Excerpt from a dataset:
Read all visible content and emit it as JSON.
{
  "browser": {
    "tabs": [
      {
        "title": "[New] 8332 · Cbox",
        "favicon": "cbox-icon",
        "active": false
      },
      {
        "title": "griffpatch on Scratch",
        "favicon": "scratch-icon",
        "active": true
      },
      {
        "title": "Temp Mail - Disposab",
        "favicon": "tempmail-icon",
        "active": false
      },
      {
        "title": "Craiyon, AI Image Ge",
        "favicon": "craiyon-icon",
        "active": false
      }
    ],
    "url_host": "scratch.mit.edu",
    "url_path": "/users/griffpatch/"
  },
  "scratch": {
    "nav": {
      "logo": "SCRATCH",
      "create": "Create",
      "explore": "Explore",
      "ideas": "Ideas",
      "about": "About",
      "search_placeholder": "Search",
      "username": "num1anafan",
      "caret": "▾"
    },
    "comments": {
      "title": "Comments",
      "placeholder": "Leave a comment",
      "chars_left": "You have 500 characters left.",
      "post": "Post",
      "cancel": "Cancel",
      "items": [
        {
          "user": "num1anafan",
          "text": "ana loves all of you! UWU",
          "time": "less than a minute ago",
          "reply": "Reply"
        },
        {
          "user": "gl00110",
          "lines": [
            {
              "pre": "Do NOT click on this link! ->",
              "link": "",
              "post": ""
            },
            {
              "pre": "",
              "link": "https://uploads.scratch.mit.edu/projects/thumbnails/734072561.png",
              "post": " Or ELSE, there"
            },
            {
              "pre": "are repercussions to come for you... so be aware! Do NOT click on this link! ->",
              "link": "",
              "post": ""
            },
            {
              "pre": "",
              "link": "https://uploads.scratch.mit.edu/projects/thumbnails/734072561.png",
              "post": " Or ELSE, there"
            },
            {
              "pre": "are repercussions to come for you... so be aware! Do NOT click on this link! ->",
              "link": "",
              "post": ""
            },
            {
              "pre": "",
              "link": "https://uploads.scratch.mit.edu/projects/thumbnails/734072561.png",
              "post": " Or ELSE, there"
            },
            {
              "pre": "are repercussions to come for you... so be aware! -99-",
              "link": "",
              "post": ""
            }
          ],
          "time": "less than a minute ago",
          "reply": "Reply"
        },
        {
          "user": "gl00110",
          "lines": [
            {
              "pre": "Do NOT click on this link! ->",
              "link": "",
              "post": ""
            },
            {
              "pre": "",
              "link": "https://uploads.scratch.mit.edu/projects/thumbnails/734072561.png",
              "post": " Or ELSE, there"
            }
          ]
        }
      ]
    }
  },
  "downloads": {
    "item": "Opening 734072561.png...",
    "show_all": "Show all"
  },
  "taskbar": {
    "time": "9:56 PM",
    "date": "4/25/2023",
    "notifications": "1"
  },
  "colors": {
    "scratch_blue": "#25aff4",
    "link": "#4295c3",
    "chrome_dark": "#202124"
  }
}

--- TASK OBJECTIVE ---
Print the records above in full, exactly.

--- OUTPUT FOR THIS TASK ---
Read all visible content and emit it as JSON.
{
  "browser": {
    "tabs": [
      {
        "title": "[New] 8332 · Cbox",
        "favicon": "cbox-icon",
        "active": false
      },
      {
        "title": "griffpatch on Scratch",
        "favicon": "scratch-icon",
        "active": true
      },
      {
        "title": "Temp Mail - Disposab",
        "favicon": "tempmail-icon",
        "active": false
      },
      {
        "title": "Craiyon, AI Image Ge",
        "favicon": "craiyon-icon",
        "active": false
      }
    ],
    "url_host": "scratch.mit.edu",
    "url_path": "/users/griffpatch/"
  },
  "scratch": {
    "nav": {
      "logo": "SCRATCH",
      "create": "Create",
      "explore": "Explore",
      "ideas": "Ideas",
      "about": "About",
      "search_placeholder": "Search",
      "username": "num1anafan",
      "caret": "▾"
    },
    "comments": {
      "title": "Comments",
      "placeholder": "Leave a comment",
      "chars_left": "You have 500 characters left.",
      "post": "Post",
      "cancel": "Cancel",
      "items": [
        {
          "user": "num1anafan",
          "text": "ana loves all of you! UWU",
          "time": "less than a minute ago",
          "reply": "Reply"
        },
        {
          "user": "gl00110",
          "lines": [
            {
              "pre": "Do NOT click on this link! ->",
              "link": "",
              "post": ""
            },
            {
              "pre": "",
              "link": "https://uploads.scratch.mit.edu/projects/thumbnails/734072561.png",
              "post": " Or ELSE, there"
            },
            {
              "pre": "are repercussions to come for you... so be aware! Do NOT click on this link! ->",
              "link": "",
              "post": ""
            },
            {
              "pre": "",
              "link": "https://uploads.scratch.mit.edu/projects/thumbnails/734072561.png",
              "post": " Or ELSE, there"
            },
            {
              "pre": "are repercussions to come for you... so be aware! Do NOT click on this link! ->",
              "link": "",
              "post": ""
            },
            {
              "pre": "",
              "link": "https://uploads.scratch.mit.edu/projects/thumbnails/734072561.png",
              "post": " Or ELSE, there"
            },
            {
              "pre": "are repercussions to come for you... so be aware! -99-",
              "link": "",
              "post": ""
            }
          ],
          "time": "less than a minute ago",
          "reply": "Reply"
        },
        {
          "user": "gl00110",
          "lines": [
            {
              "pre": "Do NOT click on this link! ->",
              "link": "",
              "post": ""
            },
            {
              "pre": "",
              "link": "https://uploads.scratch.mit.edu/projects/thumbnails/734072561.png",
              "post": " Or ELSE, there"
            }
          ]
        }
      ]
    }
  },
  "downloads": {
    "item": "Opening 734072561.png...",
    "show_all": "Show all"
  },
  "taskbar": {
    "time": "9:56 PM",
    "date": "4/25/2023",
    "notifications": "1"
  },
  "colors": {
    "scratch_blue": "#25aff4",
    "link": "#4295c3",
    "chrome_dark": "#202124"
  }
}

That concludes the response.